# TASK REQUIREMENTS
Search the data below for "name"; list each line that holds it.

[RECORDED DATA start]

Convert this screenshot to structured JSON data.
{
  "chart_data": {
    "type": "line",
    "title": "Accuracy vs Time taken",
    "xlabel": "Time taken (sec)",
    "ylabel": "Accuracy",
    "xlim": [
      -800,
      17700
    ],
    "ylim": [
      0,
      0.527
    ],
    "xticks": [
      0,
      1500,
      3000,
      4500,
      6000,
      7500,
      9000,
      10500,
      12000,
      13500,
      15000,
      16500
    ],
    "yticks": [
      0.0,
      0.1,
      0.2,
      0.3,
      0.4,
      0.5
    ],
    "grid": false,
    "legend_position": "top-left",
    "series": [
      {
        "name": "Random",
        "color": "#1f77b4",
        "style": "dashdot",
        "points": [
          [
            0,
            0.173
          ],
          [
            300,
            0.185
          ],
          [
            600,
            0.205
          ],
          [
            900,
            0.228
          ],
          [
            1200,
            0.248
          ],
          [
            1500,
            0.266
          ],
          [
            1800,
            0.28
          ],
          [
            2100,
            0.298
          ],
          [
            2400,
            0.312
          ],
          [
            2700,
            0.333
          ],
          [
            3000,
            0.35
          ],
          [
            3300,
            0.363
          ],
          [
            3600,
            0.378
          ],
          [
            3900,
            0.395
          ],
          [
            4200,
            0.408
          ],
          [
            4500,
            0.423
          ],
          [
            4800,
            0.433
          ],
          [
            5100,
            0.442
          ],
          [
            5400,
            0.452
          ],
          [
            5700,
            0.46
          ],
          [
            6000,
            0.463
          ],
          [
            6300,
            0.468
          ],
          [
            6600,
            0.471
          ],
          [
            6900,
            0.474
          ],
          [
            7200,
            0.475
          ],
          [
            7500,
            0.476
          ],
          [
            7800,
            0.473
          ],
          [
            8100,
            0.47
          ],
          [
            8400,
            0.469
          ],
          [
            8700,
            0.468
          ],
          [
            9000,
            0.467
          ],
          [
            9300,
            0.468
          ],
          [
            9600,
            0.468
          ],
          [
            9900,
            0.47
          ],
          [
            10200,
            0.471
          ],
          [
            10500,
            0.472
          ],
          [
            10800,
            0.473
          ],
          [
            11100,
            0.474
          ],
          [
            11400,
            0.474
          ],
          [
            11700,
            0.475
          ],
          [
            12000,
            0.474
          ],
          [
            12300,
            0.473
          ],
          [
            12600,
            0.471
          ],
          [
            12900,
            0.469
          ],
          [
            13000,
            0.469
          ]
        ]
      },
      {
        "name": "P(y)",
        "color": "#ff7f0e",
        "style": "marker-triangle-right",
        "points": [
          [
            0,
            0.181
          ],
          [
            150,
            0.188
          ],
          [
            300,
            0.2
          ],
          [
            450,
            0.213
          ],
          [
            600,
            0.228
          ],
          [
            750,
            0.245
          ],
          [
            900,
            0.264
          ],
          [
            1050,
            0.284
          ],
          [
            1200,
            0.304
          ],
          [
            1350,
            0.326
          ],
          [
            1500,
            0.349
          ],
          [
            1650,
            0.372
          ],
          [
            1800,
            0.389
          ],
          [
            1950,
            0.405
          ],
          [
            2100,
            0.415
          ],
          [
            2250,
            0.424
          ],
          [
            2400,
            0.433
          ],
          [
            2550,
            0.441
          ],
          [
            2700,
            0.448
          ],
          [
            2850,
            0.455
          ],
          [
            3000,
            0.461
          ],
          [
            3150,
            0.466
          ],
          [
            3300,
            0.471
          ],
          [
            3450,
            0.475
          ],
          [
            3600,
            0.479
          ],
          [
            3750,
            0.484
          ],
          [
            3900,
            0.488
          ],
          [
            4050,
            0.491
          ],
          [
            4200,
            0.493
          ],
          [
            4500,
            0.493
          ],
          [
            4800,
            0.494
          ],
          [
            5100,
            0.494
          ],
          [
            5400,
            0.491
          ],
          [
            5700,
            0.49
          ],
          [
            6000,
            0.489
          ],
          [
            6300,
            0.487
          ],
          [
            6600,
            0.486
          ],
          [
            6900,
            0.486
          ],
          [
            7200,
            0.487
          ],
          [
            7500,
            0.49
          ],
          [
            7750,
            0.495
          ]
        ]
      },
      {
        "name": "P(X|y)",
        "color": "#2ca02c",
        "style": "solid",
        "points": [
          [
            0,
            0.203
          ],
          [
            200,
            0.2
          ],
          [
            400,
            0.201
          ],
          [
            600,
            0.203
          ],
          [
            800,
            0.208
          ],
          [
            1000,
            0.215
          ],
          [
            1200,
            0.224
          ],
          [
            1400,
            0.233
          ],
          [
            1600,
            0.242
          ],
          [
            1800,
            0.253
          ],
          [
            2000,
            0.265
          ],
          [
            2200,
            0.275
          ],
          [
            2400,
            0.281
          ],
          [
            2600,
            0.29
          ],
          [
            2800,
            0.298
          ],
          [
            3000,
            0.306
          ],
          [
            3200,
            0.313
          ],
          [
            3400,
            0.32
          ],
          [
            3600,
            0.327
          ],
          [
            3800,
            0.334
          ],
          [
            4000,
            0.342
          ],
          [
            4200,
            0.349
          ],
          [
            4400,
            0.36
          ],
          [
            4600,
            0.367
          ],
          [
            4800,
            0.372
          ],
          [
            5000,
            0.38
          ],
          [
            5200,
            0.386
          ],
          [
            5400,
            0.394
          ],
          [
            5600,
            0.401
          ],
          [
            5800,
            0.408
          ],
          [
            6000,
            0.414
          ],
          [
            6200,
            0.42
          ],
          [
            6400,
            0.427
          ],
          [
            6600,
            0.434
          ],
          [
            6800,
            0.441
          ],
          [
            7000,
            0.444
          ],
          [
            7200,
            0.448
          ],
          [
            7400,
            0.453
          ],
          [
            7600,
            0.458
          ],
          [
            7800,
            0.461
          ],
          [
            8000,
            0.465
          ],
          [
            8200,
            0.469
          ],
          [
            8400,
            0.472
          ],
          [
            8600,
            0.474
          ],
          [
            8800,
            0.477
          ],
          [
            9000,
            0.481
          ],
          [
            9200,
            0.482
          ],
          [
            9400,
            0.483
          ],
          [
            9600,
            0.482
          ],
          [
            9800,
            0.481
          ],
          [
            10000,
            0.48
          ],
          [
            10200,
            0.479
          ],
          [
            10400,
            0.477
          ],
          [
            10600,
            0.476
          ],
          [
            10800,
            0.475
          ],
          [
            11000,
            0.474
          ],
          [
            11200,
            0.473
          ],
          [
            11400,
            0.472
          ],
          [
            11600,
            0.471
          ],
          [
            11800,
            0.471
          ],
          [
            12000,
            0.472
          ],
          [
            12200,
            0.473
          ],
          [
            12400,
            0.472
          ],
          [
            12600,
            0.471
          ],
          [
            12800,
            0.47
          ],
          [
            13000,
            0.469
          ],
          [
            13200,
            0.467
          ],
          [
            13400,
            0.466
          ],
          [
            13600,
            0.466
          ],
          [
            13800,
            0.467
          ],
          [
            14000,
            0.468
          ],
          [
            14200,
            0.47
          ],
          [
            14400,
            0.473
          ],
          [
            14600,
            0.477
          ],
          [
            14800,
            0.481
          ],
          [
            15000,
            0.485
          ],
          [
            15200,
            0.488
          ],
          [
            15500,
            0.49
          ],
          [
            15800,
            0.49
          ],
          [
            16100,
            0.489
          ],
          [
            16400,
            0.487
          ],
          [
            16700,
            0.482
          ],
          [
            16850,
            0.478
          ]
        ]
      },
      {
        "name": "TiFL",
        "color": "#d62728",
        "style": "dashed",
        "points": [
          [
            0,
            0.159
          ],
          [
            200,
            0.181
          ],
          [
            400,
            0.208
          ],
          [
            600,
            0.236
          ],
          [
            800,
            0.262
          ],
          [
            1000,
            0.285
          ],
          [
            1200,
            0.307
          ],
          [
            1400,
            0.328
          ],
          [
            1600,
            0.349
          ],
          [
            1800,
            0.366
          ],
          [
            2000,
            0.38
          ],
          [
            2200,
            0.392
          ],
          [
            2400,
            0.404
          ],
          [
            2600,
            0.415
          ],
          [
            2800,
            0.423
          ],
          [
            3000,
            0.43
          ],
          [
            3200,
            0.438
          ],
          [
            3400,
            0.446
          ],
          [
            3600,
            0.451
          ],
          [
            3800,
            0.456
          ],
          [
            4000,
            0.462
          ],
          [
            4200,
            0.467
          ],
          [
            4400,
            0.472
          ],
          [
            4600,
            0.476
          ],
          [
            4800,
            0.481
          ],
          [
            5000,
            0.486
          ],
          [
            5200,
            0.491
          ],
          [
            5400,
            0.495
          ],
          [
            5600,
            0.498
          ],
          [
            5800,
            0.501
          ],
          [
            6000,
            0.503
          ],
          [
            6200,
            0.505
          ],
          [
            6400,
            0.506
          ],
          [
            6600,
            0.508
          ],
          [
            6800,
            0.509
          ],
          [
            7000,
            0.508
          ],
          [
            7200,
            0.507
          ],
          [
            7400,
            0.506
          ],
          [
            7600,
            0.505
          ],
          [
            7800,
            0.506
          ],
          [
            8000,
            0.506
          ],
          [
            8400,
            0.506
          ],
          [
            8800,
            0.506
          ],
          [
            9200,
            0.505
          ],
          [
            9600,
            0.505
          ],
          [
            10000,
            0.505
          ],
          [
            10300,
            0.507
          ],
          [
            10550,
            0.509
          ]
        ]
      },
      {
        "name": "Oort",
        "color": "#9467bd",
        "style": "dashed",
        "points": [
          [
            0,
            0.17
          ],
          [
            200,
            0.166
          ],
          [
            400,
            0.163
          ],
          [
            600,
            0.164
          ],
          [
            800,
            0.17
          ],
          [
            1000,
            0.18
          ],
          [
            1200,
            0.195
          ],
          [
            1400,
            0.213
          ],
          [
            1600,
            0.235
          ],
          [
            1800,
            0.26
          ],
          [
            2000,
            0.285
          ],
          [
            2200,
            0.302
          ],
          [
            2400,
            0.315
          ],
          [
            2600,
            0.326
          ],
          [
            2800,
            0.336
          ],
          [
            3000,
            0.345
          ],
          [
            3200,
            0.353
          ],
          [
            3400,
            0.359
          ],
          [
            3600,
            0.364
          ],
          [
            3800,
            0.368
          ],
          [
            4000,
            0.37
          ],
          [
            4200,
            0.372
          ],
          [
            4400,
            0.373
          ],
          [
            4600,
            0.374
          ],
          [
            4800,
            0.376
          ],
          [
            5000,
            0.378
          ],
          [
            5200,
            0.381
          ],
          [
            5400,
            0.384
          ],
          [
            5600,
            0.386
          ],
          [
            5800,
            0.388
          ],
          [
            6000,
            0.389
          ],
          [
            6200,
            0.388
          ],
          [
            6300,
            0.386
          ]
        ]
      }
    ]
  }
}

[RECORDED DATA end]

# EXERCISE ANSWER
        "name": "Random",
        "name": "P(y)",
        "name": "P(X|y)",
        "name": "TiFL",
        "name": "Oort",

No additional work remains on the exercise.